** Exercise **
Locate every line in the records below that contains the word "Fake", and copy each one.

[START OF Dataset extract]

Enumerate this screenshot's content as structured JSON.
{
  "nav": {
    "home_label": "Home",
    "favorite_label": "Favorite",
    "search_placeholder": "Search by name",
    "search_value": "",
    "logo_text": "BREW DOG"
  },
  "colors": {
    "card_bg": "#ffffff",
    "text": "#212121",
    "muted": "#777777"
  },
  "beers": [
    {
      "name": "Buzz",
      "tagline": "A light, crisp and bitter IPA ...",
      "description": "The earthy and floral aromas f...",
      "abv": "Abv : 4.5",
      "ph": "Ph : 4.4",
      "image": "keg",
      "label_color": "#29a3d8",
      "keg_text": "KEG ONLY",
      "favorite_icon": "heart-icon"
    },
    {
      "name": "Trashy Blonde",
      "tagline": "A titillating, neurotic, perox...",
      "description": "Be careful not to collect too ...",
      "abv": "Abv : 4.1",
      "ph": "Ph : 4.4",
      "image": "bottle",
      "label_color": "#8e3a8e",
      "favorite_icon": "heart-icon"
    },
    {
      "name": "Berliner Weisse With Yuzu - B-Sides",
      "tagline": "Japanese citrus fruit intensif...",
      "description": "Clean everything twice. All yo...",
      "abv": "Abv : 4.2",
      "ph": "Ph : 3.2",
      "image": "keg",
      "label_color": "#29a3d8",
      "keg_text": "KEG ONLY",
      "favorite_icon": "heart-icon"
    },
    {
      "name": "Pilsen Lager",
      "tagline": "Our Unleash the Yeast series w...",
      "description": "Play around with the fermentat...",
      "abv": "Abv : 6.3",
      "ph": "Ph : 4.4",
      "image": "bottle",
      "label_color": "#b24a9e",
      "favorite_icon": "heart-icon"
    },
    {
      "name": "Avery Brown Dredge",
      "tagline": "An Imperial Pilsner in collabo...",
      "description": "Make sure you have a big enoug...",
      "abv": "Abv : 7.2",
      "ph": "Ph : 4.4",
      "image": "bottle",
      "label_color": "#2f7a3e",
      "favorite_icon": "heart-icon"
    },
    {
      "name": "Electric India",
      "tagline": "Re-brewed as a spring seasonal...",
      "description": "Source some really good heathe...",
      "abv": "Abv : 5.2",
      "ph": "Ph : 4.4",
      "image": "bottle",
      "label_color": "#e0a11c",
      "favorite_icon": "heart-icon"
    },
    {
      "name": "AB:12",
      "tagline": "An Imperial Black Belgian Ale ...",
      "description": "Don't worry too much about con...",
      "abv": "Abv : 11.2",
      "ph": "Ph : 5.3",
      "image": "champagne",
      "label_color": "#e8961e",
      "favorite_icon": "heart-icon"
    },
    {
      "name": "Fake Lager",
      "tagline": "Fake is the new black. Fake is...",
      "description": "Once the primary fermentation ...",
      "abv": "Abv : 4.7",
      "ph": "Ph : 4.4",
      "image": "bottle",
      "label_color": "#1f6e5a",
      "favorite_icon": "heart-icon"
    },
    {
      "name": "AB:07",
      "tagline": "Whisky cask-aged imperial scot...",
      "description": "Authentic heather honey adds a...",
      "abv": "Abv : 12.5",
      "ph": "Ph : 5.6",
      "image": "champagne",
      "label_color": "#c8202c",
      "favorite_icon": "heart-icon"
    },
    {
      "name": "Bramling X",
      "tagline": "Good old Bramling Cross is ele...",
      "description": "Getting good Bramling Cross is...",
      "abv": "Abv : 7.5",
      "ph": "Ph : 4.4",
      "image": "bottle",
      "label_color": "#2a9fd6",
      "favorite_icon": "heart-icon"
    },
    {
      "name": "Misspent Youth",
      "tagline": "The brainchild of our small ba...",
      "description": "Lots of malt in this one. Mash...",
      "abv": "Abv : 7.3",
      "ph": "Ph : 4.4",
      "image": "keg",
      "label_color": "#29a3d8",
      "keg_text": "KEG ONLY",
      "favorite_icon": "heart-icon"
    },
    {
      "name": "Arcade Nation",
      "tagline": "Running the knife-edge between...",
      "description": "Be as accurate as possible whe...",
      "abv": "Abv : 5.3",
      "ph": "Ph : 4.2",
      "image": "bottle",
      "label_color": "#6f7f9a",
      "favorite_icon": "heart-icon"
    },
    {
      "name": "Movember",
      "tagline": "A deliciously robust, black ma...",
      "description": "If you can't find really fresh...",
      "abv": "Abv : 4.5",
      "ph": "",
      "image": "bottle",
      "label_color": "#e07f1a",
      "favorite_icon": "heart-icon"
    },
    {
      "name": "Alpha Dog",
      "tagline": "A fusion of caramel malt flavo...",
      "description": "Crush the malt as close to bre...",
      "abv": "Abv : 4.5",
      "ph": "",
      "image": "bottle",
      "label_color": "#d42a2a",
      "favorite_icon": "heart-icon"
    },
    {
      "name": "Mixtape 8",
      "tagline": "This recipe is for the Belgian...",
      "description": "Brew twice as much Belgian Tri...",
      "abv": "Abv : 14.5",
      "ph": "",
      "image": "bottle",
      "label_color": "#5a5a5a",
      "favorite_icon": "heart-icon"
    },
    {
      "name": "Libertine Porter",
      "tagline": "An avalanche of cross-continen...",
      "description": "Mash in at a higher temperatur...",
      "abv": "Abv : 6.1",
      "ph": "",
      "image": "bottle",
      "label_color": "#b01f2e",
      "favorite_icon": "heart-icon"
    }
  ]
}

[END OF Dataset extract]

** Solution for this task **
      "name": "Fake Lager",
      "tagline": "Fake is the new black. Fake is...",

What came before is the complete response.